» **Prompt**
Retype the records that come next, word for word.

» **Information given**
-- START --

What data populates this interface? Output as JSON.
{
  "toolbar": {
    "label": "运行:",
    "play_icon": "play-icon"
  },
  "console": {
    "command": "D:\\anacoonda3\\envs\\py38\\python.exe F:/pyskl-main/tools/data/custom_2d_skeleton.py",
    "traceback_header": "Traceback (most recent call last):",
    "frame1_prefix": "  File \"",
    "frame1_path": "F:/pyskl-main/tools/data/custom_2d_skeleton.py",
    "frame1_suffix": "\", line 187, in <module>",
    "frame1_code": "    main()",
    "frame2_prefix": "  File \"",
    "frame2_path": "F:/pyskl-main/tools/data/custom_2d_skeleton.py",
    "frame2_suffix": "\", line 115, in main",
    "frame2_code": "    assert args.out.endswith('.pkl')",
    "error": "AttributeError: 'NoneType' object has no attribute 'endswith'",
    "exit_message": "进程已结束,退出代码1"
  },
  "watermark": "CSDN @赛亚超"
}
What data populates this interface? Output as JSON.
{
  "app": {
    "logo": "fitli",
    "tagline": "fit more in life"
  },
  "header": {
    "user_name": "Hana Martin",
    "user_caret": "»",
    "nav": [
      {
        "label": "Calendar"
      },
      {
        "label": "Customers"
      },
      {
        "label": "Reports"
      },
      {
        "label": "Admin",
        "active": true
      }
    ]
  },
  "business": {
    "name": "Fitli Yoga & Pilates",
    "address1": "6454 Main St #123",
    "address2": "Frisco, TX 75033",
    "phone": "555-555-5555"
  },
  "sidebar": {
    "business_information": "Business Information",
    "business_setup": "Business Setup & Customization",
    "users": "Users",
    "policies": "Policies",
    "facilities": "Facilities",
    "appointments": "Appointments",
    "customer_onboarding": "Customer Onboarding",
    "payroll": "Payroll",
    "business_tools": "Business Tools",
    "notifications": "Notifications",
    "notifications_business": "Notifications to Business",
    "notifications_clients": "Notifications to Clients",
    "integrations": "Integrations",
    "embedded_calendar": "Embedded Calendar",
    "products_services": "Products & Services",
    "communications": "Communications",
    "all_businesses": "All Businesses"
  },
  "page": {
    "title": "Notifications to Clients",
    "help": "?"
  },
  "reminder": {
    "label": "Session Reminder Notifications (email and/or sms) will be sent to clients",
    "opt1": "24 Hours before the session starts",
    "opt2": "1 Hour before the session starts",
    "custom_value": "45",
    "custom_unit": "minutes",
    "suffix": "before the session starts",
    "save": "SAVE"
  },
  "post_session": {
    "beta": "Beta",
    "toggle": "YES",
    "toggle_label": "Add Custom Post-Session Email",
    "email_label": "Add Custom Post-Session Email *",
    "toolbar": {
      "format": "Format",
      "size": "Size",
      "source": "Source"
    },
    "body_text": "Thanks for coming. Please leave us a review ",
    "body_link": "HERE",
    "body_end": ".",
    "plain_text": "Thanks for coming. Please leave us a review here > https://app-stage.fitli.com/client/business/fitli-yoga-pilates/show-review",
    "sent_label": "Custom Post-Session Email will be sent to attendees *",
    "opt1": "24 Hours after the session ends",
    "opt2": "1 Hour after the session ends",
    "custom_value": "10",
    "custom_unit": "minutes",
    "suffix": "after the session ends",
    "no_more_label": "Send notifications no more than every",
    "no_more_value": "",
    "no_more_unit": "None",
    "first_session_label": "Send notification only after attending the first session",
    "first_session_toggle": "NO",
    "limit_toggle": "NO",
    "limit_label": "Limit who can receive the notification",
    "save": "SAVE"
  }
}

-- END --

» **Expected answer**
What data populates this interface? Output as JSON.
{
  "toolbar": {
    "label": "运行:",
    "play_icon": "play-icon"
  },
  "console": {
    "command": "D:\\anacoonda3\\envs\\py38\\python.exe F:/pyskl-main/tools/data/custom_2d_skeleton.py",
    "traceback_header": "Traceback (most recent call last):",
    "frame1_prefix": "  File \"",
    "frame1_path": "F:/pyskl-main/tools/data/custom_2d_skeleton.py",
    "frame1_suffix": "\", line 187, in <module>",
    "frame1_code": "    main()",
    "frame2_prefix": "  File \"",
    "frame2_path": "F:/pyskl-main/tools/data/custom_2d_skeleton.py",
    "frame2_suffix": "\", line 115, in main",
    "frame2_code": "    assert args.out.endswith('.pkl')",
    "error": "AttributeError: 'NoneType' object has no attribute 'endswith'",
    "exit_message": "进程已结束,退出代码1"
  },
  "watermark": "CSDN @赛亚超"
}
What data populates this interface? Output as JSON.
{
  "app": {
    "logo": "fitli",
    "tagline": "fit more in life"
  },
  "header": {
    "user_name": "Hana Martin",
    "user_caret": "»",
    "nav": [
      {
        "label": "Calendar"
      },
      {
        "label": "Customers"
      },
      {
        "label": "Reports"
      },
      {
        "label": "Admin",
        "active": true
      }
    ]
  },
  "business": {
    "name": "Fitli Yoga & Pilates",
    "address1": "6454 Main St #123",
    "address2": "Frisco, TX 75033",
    "phone": "555-555-5555"
  },
  "sidebar": {
    "business_information": "Business Information",
    "business_setup": "Business Setup & Customization",
    "users": "Users",
    "policies": "Policies",
    "facilities": "Facilities",
    "appointments": "Appointments",
    "customer_onboarding": "Customer Onboarding",
    "payroll": "Payroll",
    "business_tools": "Business Tools",
    "notifications": "Notifications",
    "notifications_business": "Notifications to Business",
    "notifications_clients": "Notifications to Clients",
    "integrations": "Integrations",
    "embedded_calendar": "Embedded Calendar",
    "products_services": "Products & Services",
    "communications": "Communications",
    "all_businesses": "All Businesses"
  },
  "page": {
    "title": "Notifications to Clients",
    "help": "?"
  },
  "reminder": {
    "label": "Session Reminder Notifications (email and/or sms) will be sent to clients",
    "opt1": "24 Hours before the session starts",
    "opt2": "1 Hour before the session starts",
    "custom_value": "45",
    "custom_unit": "minutes",
    "suffix": "before the session starts",
    "save": "SAVE"
  },
  "post_session": {
    "beta": "Beta",
    "toggle": "YES",
    "toggle_label": "Add Custom Post-Session Email",
    "email_label": "Add Custom Post-Session Email *",
    "toolbar": {
      "format": "Format",
      "size": "Size",
      "source": "Source"
    },
    "body_text": "Thanks for coming. Please leave us a review ",
    "body_link": "HERE",
    "body_end": ".",
    "plain_text": "Thanks for coming. Please leave us a review here > https://app-stage.fitli.com/client/business/fitli-yoga-pilates/show-review",
    "sent_label": "Custom Post-Session Email will be sent to attendees *",
    "opt1": "24 Hours after the session ends",
    "opt2": "1 Hour after the session ends",
    "custom_value": "10",
    "custom_unit": "minutes",
    "suffix": "after the session ends",
    "no_more_label": "Send notifications no more than every",
    "no_more_value": "",
    "no_more_unit": "None",
    "first_session_label": "Send notification only after attending the first session",
    "first_session_toggle": "NO",
    "limit_toggle": "NO",
    "limit_label": "Limit who can receive the notification",
    "save": "SAVE"
  }
}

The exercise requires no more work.